## What to produce
Collect the lines of the entries where "JSON" shows up.

--*--

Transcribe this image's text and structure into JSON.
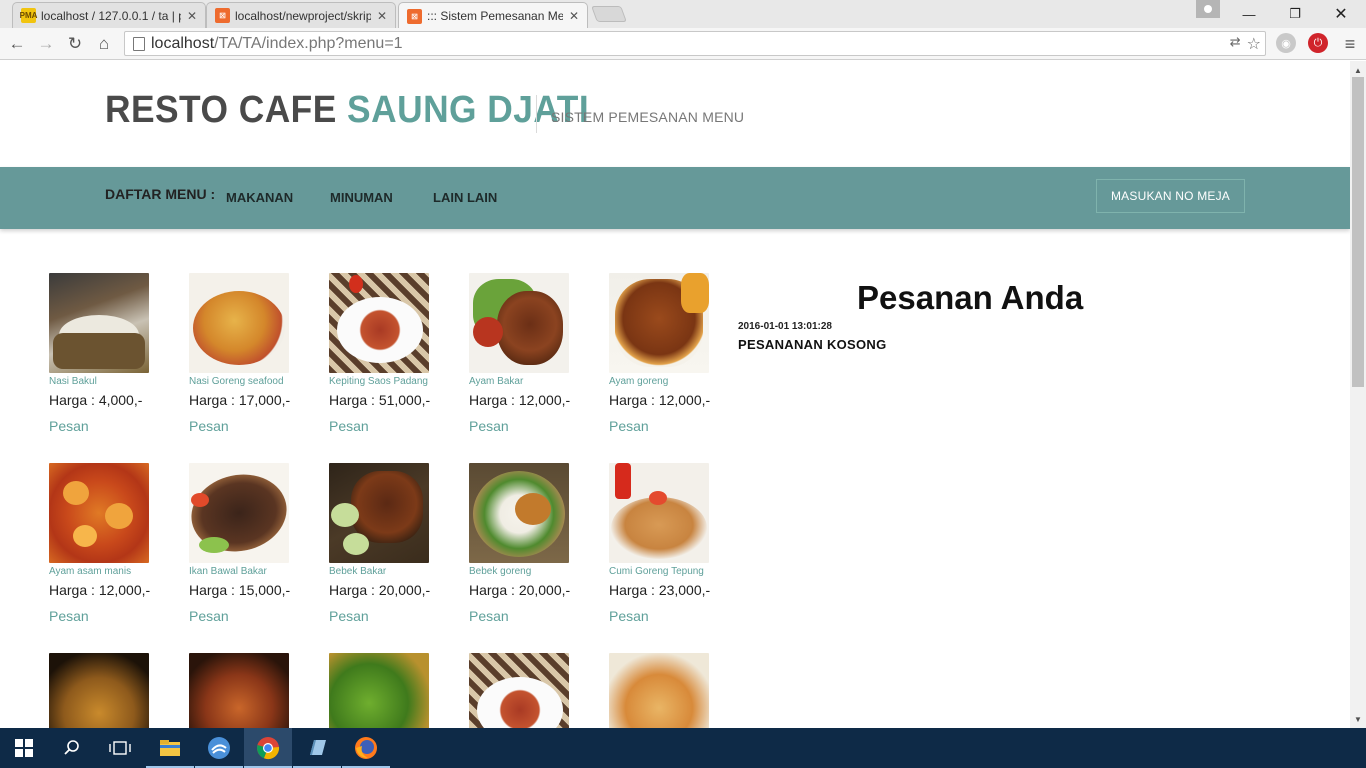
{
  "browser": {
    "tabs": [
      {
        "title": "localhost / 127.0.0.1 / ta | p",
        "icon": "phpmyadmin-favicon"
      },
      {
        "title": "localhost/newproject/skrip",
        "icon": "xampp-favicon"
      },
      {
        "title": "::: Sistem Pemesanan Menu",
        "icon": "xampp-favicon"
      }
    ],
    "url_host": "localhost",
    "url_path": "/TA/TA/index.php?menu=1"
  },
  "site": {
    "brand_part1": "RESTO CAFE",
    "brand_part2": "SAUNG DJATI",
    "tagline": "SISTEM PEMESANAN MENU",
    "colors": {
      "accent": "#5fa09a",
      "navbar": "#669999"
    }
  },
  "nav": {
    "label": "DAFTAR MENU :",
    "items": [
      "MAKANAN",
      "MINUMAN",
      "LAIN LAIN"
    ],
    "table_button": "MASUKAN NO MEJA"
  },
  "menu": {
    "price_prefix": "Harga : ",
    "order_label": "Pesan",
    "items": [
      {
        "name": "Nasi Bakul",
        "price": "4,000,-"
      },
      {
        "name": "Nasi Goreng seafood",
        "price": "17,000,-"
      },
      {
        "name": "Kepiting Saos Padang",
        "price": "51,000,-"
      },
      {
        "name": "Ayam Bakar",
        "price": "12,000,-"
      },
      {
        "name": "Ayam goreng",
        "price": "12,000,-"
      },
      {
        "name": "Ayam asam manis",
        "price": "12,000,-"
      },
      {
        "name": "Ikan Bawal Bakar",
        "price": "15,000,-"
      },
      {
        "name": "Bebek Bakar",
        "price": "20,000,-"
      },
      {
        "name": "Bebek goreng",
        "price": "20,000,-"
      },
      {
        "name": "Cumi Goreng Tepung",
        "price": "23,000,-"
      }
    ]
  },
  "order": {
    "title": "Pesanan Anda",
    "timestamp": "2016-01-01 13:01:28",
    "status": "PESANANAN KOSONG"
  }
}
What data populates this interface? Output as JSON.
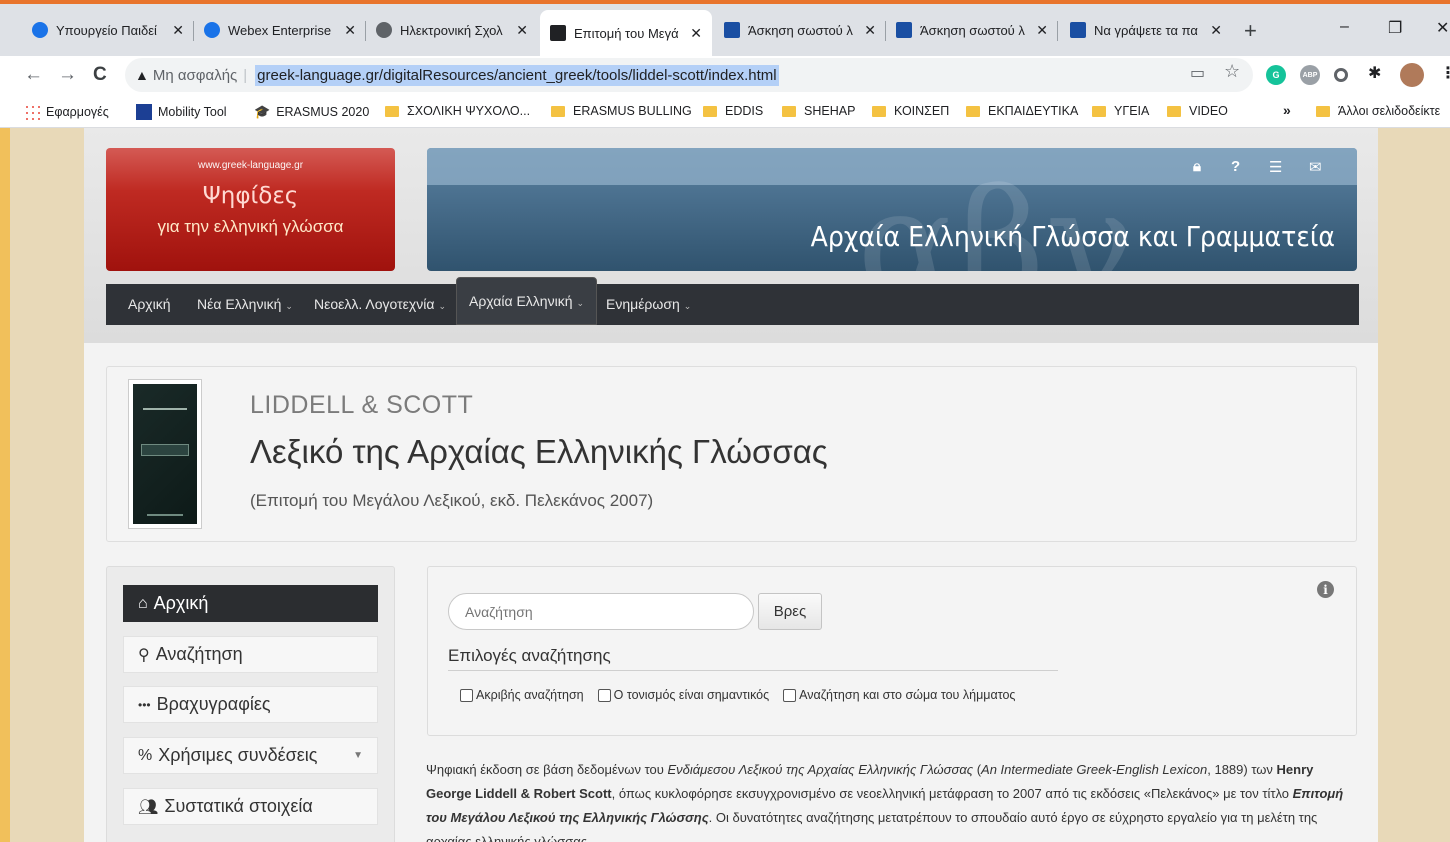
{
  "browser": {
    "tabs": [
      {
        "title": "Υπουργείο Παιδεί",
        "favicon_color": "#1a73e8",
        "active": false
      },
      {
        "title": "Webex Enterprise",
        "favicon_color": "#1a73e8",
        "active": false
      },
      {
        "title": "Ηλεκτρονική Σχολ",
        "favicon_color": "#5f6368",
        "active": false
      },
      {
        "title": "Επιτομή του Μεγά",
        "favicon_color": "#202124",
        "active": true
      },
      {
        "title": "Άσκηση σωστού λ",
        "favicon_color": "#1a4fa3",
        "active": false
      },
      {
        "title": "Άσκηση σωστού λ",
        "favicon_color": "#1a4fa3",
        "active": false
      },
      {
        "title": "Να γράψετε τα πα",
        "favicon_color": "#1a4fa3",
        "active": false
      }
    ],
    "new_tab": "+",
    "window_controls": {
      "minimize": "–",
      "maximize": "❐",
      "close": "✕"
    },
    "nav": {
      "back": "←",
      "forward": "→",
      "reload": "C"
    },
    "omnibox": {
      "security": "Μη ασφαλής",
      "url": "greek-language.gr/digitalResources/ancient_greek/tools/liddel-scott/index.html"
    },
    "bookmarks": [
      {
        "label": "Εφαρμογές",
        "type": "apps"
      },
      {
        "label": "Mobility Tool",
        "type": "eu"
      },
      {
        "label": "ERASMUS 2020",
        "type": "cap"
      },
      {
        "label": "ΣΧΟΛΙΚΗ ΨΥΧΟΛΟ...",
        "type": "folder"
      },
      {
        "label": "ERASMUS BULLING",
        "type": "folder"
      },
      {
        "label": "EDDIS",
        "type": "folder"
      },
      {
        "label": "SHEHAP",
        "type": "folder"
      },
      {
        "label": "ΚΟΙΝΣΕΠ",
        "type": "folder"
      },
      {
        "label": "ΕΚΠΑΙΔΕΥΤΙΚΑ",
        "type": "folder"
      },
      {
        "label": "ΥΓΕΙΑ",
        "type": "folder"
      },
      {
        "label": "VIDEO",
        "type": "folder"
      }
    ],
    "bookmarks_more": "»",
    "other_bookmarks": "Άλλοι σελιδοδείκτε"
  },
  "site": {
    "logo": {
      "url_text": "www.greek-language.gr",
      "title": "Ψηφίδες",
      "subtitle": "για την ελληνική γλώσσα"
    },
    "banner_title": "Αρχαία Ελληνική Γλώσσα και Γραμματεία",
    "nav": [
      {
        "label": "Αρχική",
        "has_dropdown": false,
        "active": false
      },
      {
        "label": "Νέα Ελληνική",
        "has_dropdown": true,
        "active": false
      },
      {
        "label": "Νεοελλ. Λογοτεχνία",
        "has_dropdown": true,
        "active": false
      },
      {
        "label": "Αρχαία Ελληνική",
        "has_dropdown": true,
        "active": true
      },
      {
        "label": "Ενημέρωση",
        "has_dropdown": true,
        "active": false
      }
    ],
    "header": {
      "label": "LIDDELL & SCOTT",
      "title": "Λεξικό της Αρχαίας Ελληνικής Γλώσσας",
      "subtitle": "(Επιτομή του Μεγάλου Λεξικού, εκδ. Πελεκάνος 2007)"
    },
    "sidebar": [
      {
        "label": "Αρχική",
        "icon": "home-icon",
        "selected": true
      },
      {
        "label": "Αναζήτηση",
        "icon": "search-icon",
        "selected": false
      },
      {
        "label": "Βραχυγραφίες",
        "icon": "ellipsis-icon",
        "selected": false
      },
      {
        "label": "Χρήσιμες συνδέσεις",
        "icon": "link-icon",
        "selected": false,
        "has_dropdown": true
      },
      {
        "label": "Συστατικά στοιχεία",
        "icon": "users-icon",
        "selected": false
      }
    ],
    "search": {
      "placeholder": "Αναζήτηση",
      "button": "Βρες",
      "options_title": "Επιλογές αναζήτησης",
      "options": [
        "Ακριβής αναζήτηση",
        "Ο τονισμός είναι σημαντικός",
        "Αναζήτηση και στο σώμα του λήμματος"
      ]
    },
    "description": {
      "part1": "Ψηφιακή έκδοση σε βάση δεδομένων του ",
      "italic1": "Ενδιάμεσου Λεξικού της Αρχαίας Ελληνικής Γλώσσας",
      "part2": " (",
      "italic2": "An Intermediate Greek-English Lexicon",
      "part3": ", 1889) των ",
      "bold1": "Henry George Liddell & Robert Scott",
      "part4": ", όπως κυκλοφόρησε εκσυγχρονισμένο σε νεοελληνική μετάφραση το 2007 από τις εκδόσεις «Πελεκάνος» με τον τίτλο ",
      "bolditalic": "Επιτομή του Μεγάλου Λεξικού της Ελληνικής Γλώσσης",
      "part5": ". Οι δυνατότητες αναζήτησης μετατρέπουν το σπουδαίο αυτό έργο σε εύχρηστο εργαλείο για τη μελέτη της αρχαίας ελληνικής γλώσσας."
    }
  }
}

--*--

## Task solution
Transcribe this image's text and structure into JSON.
What data populates this interface? Output as JSON.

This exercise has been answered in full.